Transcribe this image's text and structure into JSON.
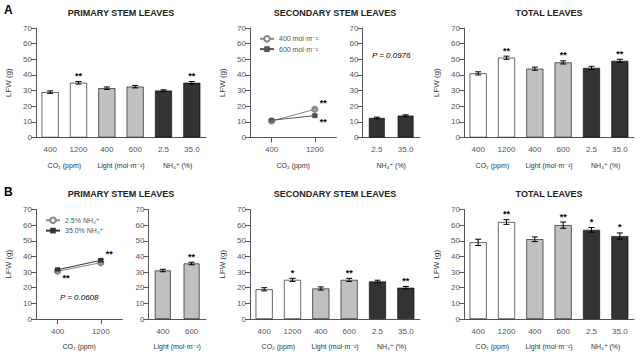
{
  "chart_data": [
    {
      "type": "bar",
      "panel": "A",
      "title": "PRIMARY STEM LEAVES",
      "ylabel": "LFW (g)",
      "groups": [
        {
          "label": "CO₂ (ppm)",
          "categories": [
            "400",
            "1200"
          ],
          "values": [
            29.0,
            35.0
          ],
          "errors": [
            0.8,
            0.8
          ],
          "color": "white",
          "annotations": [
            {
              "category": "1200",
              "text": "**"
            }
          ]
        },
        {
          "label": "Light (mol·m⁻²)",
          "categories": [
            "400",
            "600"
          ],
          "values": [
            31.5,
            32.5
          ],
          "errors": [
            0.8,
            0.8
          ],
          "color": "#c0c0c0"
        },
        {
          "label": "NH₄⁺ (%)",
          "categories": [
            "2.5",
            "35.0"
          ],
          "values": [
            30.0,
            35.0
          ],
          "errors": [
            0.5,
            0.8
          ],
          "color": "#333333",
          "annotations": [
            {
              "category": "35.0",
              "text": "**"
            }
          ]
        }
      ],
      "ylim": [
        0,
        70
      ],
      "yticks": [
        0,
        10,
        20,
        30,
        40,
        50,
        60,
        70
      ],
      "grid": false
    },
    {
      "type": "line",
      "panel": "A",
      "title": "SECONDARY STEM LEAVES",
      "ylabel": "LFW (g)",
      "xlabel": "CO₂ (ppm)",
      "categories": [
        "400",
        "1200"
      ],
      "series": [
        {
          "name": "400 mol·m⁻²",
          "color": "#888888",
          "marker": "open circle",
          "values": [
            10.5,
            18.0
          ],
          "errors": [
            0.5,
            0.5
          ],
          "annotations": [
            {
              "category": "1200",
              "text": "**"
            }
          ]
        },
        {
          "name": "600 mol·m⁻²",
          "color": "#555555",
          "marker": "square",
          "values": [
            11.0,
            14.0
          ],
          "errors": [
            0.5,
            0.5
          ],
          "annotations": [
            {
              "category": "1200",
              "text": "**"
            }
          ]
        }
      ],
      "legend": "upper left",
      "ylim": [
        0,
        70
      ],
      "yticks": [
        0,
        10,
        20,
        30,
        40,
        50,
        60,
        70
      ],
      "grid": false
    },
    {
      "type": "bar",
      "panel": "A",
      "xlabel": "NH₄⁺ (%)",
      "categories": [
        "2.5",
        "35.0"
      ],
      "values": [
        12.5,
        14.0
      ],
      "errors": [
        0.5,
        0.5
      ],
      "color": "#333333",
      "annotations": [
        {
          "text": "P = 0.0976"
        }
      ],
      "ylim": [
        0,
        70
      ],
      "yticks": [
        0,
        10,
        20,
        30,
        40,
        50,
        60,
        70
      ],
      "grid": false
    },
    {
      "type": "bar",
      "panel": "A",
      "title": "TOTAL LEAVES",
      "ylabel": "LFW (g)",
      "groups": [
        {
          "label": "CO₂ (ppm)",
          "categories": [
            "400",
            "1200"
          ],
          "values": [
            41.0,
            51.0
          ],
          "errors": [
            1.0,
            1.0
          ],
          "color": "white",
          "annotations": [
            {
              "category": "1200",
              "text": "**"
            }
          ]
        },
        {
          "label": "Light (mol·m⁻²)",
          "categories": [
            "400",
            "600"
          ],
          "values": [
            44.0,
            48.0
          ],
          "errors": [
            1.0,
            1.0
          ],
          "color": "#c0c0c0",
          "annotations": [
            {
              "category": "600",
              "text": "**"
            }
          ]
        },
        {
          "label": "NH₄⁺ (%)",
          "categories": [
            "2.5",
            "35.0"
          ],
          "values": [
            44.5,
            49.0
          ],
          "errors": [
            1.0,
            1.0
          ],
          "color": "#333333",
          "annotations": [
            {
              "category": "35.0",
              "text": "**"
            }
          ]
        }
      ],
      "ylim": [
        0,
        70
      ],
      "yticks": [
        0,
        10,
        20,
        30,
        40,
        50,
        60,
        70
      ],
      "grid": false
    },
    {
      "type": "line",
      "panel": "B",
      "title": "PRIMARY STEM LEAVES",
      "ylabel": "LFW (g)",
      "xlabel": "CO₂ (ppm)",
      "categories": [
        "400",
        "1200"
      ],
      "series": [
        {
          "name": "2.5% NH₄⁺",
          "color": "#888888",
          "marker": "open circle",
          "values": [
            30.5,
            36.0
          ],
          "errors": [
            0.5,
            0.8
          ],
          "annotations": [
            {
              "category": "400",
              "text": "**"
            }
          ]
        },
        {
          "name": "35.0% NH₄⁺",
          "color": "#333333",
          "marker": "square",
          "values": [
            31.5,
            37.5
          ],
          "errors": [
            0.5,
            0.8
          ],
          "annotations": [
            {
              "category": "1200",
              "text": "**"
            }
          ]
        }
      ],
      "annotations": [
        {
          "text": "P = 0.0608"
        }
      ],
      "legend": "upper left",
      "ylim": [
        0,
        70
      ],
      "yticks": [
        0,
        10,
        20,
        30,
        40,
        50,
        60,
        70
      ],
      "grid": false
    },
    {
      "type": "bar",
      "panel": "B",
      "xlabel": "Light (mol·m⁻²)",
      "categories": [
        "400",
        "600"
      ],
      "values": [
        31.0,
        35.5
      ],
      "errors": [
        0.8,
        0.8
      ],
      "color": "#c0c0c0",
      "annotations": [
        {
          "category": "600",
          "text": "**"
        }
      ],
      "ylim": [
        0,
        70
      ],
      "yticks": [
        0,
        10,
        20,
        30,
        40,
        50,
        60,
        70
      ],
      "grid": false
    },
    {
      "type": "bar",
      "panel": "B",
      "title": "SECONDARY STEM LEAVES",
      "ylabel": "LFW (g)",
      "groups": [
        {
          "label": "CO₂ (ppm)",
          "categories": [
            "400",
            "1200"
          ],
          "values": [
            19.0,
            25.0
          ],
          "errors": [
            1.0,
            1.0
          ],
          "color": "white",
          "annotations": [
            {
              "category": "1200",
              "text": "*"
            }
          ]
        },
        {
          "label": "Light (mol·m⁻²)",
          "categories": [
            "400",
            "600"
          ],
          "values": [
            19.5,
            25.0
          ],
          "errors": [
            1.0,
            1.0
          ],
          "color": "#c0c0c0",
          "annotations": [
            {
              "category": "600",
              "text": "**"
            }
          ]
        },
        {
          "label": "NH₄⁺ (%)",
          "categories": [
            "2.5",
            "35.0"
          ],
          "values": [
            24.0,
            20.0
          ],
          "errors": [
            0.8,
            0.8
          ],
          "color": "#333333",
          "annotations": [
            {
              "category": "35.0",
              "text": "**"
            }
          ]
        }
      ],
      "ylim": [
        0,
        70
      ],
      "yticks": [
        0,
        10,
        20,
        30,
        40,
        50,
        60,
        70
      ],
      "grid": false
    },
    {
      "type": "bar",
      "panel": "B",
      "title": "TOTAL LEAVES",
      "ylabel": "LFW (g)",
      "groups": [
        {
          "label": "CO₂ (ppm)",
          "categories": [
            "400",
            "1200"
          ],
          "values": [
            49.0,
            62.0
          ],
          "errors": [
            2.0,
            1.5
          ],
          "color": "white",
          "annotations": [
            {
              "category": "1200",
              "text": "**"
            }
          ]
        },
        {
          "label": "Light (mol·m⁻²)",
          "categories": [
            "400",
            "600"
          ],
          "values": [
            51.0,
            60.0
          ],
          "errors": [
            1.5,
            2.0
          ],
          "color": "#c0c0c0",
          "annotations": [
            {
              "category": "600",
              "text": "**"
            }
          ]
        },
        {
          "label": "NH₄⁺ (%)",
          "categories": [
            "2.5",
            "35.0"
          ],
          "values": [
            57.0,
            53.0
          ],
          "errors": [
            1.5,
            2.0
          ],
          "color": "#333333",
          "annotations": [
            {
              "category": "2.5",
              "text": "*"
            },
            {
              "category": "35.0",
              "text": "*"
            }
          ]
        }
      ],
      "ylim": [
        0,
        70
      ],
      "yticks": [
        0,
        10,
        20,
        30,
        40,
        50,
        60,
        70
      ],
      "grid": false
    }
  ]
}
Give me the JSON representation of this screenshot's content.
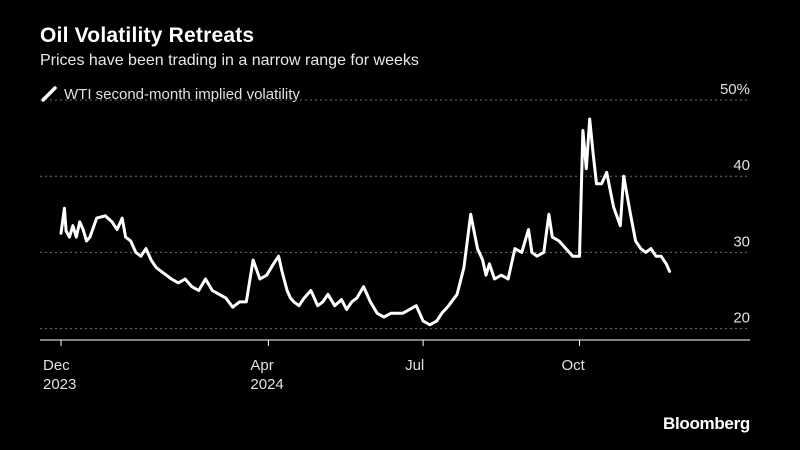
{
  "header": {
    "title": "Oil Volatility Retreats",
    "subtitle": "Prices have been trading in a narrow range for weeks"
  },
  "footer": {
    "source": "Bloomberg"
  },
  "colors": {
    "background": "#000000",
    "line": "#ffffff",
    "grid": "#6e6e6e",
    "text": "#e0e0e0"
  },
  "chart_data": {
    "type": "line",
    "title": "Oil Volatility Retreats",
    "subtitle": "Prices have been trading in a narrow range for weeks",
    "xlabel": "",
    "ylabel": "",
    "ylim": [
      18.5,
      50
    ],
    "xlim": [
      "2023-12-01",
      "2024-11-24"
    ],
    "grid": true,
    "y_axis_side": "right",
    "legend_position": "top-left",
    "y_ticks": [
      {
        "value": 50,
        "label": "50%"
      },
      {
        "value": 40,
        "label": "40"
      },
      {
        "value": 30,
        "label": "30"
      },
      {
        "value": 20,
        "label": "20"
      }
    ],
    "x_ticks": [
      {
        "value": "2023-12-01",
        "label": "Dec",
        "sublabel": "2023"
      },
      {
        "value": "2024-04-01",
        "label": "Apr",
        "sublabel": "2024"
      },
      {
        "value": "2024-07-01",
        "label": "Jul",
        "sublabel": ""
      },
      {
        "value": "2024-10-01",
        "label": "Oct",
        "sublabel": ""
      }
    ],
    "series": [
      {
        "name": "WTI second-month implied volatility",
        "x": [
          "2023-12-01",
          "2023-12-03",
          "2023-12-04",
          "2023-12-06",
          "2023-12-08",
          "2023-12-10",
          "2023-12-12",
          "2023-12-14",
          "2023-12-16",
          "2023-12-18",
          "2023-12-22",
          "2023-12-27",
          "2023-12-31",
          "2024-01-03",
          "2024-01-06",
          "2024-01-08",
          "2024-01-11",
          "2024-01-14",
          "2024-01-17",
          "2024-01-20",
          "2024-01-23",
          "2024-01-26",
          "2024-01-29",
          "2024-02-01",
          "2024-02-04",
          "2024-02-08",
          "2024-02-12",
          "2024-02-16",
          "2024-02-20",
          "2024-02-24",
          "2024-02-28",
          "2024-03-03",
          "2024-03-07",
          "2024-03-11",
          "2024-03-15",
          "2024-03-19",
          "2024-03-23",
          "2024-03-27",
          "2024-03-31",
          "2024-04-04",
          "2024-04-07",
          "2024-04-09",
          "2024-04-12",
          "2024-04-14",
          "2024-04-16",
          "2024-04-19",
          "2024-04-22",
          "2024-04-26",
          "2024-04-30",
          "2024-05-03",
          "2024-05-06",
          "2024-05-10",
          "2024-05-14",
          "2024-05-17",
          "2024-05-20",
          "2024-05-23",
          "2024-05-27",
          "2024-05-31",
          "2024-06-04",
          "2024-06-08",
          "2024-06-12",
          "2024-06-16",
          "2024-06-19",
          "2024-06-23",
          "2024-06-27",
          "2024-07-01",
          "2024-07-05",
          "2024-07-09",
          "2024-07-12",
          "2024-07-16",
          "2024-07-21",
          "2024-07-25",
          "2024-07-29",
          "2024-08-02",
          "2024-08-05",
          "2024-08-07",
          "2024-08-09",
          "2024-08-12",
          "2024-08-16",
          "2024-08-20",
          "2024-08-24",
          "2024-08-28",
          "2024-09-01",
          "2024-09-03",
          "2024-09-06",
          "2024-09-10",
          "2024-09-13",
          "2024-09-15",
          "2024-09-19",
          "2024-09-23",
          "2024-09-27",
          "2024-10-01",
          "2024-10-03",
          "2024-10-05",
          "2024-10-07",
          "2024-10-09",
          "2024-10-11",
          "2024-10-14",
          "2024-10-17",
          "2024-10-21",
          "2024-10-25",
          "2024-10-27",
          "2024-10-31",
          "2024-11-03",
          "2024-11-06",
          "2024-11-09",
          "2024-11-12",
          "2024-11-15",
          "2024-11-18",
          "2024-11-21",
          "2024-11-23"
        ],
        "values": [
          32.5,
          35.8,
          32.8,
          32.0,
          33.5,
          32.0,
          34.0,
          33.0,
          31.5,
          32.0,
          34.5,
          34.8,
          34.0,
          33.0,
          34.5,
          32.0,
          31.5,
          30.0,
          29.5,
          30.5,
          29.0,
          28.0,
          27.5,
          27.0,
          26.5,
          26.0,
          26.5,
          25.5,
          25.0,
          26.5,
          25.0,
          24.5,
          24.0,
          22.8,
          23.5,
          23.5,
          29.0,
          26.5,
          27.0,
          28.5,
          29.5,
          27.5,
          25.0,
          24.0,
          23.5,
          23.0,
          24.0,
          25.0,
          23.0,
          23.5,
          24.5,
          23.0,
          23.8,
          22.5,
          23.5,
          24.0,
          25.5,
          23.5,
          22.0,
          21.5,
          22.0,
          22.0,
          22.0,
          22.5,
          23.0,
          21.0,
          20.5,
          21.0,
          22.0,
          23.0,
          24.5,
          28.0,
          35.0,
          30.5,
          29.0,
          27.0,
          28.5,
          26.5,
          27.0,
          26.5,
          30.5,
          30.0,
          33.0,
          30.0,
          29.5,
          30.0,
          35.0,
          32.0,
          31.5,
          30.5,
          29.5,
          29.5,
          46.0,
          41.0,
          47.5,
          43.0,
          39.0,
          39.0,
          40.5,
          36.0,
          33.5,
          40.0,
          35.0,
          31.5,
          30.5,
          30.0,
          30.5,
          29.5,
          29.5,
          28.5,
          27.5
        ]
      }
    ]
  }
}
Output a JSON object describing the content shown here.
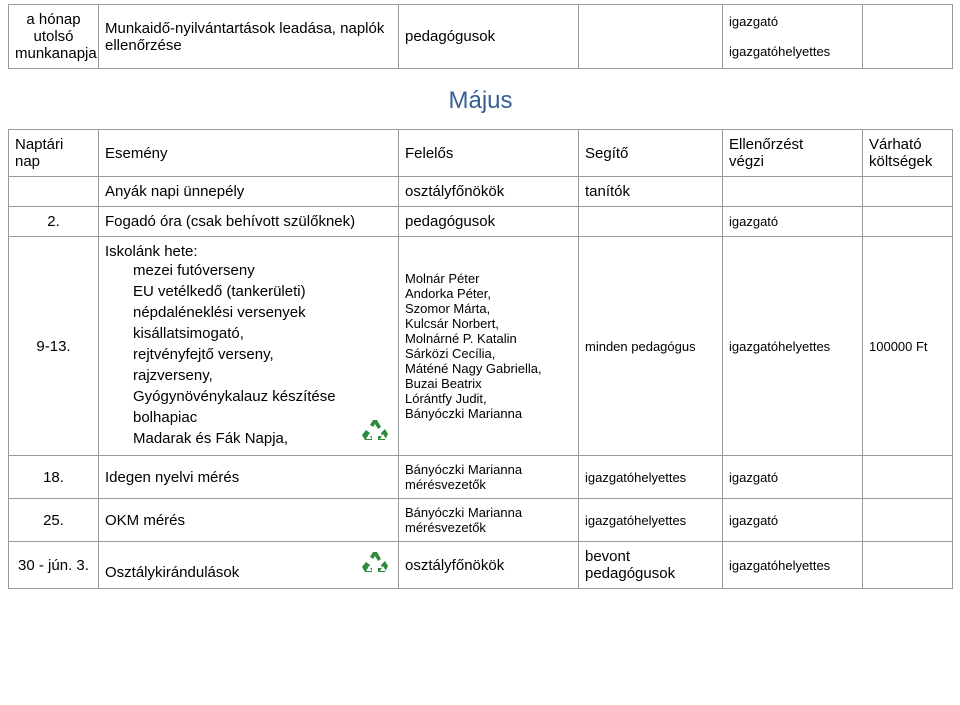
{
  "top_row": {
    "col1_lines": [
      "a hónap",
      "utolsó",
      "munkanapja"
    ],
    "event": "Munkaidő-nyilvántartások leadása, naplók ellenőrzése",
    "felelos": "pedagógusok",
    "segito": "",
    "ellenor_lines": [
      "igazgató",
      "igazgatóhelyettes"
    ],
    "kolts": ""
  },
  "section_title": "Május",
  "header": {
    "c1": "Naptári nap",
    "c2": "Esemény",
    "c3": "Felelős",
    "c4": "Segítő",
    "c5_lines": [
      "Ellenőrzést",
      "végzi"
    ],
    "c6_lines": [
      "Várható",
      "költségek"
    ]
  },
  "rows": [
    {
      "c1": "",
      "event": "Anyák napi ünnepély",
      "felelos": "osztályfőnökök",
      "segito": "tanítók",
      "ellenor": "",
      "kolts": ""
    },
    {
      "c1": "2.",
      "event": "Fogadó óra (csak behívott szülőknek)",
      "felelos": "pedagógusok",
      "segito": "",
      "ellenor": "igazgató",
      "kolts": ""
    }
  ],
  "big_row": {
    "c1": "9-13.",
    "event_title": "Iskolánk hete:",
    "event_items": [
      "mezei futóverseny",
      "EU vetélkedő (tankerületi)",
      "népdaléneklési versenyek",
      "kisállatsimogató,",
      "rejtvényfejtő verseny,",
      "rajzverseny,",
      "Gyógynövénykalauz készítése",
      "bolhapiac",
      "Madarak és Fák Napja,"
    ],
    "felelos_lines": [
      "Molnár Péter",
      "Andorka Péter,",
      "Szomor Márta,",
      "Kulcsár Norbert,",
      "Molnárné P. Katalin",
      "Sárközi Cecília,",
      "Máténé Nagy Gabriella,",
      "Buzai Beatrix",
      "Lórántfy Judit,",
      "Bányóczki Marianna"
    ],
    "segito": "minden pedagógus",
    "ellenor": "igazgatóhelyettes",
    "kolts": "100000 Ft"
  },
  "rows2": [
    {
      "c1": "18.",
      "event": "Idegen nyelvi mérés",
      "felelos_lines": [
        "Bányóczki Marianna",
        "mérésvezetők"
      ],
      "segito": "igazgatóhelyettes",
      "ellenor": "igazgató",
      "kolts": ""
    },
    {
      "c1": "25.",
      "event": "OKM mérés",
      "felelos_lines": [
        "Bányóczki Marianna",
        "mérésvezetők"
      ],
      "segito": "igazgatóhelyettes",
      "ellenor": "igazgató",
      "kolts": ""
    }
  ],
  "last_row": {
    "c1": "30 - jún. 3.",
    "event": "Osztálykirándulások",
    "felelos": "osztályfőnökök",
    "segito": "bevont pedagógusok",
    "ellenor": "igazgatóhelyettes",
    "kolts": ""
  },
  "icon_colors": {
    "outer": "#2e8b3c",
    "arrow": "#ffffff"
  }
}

> [EXERCISE GOAL]
Look through the entries above; copy every line holding the string "osztályfőnökök".

> [RESPONSE TO THIS TASK]
      "felelos": "osztályfőnökök",
    "felelos": "osztályfőnökök",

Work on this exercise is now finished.